• _Testo di partenza_:
******************************
Tempo di Avvento 2020

Tempo di Avvento


Natale

La Parola è i verità; diventata carne e ha abitato per un tempo fra di noi,
piena di grazia e di verità; e noi abbiamo contemplato la sua gloria.
Giovanni 1,14

Io sto qui, presso la tua mangiatoia, Gesù, vita mia;
io vengo a portarti e a darti tutto ciò che tu mi hai dato.
Prendi il mio spirito, la mia ragione, il mio cuore, l'anima,
il coraggio; prendi ogni cosa e possa esserti gradita.

Paul Gerhardt

 

O Du Fröhliche/O tu splendente ascolta e guarda l'esecuzione su TouTube

O tu felice, o tu beato,
tempo di Natale portatore di Grazia!
Il mondo è smarrito, Cristo è nato:
Rallegrati, rallegrati, Cristianità!

O tu felice, o tu beato,
tempo di Pasqua portatore di Grazia!
Il mondo è avvolto in nastri, Cristo è risorto:
Rallegrati, rallegrati, Cristianità!

O tu felice, o tu beato,
tempo di Pentecoste portatore di Grazia!
******************************
Annotazioni degli elementi della pagina:
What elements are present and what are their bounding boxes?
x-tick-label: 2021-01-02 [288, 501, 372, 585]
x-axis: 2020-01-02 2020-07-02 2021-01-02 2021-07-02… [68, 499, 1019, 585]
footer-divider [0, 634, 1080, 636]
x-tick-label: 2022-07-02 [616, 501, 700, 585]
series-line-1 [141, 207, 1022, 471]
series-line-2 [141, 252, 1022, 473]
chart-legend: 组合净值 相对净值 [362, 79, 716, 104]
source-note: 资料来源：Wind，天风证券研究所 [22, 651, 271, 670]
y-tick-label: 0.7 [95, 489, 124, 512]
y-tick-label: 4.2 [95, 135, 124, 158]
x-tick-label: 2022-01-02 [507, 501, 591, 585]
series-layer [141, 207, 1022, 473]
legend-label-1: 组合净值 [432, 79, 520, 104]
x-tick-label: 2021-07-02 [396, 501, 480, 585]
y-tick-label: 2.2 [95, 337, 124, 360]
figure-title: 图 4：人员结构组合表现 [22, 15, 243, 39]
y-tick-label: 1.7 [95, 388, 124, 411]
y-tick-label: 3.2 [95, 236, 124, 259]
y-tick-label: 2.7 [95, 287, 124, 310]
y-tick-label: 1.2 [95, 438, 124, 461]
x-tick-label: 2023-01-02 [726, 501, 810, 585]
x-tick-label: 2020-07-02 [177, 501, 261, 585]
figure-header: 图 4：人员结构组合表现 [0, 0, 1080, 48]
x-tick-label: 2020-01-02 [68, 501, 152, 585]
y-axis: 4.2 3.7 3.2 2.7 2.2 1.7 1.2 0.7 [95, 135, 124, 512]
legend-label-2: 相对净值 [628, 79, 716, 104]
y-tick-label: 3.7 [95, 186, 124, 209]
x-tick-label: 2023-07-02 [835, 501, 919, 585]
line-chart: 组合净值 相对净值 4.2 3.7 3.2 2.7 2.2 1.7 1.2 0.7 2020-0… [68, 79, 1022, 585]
******************************
• _Esercizio 1_: Nei record, rinomina ogni "y-tick-label" in "etichetta-asse-y" e riporta tutte le righe senza altre modifiche.
• _Esercizio 2_: Scrivi il seguito del testo sull'Avvento e il Natale, riprendendo subito dopo l'ultima riga.

• _Risultato 1_:
What elements are present and what are their bounding boxes?
x-tick-label: 2021-01-02 [288, 501, 372, 585]
x-axis: 2020-01-02 2020-07-02 2021-01-02 2021-07-02… [68, 499, 1019, 585]
footer-divider [0, 634, 1080, 636]
x-tick-label: 2022-07-02 [616, 501, 700, 585]
series-line-1 [141, 207, 1022, 471]
series-line-2 [141, 252, 1022, 473]
chart-legend: 组合净值 相对净值 [362, 79, 716, 104]
source-note: 资料来源：Wind，天风证券研究所 [22, 651, 271, 670]
etichetta-asse-y: 0.7 [95, 489, 124, 512]
etichetta-asse-y: 4.2 [95, 135, 124, 158]
x-tick-label: 2022-01-02 [507, 501, 591, 585]
series-layer [141, 207, 1022, 473]
legend-label-1: 组合净值 [432, 79, 520, 104]
x-tick-label: 2021-07-02 [396, 501, 480, 585]
etichetta-asse-y: 2.2 [95, 337, 124, 360]
figure-title: 图 4：人员结构组合表现 [22, 15, 243, 39]
etichetta-asse-y: 1.7 [95, 388, 124, 411]
etichetta-asse-y: 3.2 [95, 236, 124, 259]
etichetta-asse-y: 2.7 [95, 287, 124, 310]
etichetta-asse-y: 1.2 [95, 438, 124, 461]
x-tick-label: 2023-01-02 [726, 501, 810, 585]
x-tick-label: 2020-07-02 [177, 501, 261, 585]
figure-header: 图 4：人员结构组合表现 [0, 0, 1080, 48]
x-tick-label: 2020-01-02 [68, 501, 152, 585]
y-axis: 4.2 3.7 3.2 2.7 2.2 1.7 1.2 0.7 [95, 135, 124, 512]
legend-label-2: 相对净值 [628, 79, 716, 104]
etichetta-asse-y: 3.7 [95, 186, 124, 209]
x-tick-label: 2023-07-02 [835, 501, 919, 585]
line-chart: 组合净值 相对净值 4.2 3.7 3.2 2.7 2.2 1.7 1.2 0.7 2020-0… [68, 79, 1022, 585]

• _Risultato 2_:
Cristo, il nostro Maestro, santifica lo spirito:
Rallegrati, rallegrati, Cristianità!

O tu splendente non è sempre stato un canto di Natale e soprattutto non era una canzone allegra. Il poeta Johannes Daniel Falk, nato a Danzica nel 1768, scrisse questa canzone per dei poveri orfani. Falk vive ormai a Weimar, quando nell'anno di guerra 1813, nel bel mezzo di una tempesta di neve, un piccolo orfanello bussa alla sua porta. Falk aiuta il ragazzo e fonda la "casa di soccorso per bambini trascurati”, dove fino a 30 bambini trovano rifugio. Gli offre da mangiare, li affida a famiglie e li istruisce nella sua scuola domenicale. Eppure il destino lo aveva colpito duramente, poco prima, infatti, aveva perso quattro dei suoi sette figli a causa del tifo.
Nel 1815 Falk vuole scrivere una canzone per questi “suoi” orfanelli. Sta cercando una melodia. Poiché si dice che il ragazzo accolto per primo fosse siciliano, vuole trovarla in una canzone della sua patria. Finalmente la trova nella collezione di canzoni popolari europee di Herder: “O Sanctissima” cantavano i pescatori siciliani al lavoro. Falk compone il testo come inno per tutte le tre feste principali dell'anno liturgico: Natale, Pasqua e Pentecoste.
Solo più tardi il suo assistente Heinrich Holzschuher scrive la seconda e la terza strofa e la canzone diventa il popolare brano esclusivamente natalizio come lo conosciamo oggi.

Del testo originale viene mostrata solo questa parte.